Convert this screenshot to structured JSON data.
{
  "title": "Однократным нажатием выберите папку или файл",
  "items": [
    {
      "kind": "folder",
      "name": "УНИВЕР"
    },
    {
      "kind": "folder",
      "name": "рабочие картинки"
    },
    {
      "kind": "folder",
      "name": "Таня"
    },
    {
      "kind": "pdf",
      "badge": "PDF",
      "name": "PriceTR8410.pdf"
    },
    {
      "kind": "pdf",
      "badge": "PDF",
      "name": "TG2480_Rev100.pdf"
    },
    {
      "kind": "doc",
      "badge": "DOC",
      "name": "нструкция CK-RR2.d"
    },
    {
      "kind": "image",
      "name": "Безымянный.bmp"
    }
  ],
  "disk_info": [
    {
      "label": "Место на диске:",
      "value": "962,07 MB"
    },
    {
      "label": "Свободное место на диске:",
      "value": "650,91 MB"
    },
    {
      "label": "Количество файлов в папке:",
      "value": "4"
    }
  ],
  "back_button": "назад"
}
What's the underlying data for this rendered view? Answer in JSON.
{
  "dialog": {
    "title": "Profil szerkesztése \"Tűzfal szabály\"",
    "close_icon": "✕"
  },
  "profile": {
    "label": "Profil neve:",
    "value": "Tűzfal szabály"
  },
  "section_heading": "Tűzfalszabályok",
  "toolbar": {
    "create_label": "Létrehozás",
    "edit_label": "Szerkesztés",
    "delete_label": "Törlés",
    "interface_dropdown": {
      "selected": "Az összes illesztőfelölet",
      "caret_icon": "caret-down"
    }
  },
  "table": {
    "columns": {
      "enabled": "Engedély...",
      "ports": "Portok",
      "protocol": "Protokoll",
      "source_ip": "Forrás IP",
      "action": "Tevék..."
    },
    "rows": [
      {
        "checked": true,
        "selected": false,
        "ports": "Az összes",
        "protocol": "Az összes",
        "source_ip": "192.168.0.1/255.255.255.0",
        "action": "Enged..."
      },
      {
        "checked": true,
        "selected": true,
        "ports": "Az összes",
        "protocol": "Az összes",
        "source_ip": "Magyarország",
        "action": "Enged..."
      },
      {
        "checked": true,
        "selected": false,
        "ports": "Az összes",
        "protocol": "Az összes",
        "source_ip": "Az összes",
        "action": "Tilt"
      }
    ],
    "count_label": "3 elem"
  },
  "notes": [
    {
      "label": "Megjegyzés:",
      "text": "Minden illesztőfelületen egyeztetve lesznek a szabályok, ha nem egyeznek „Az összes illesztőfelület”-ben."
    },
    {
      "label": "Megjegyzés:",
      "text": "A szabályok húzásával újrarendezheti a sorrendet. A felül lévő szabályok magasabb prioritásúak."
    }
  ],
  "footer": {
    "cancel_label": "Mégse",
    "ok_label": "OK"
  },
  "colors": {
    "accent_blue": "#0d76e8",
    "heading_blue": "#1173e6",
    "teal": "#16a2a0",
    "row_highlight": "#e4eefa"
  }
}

========================================

* _Set task_:
Copy every line of the listing containing the string "data".

* _Response for this exercise_:
Convert this screenshot to structured JSON data.
What's the underlying data for this rendered view? Answer in JSON.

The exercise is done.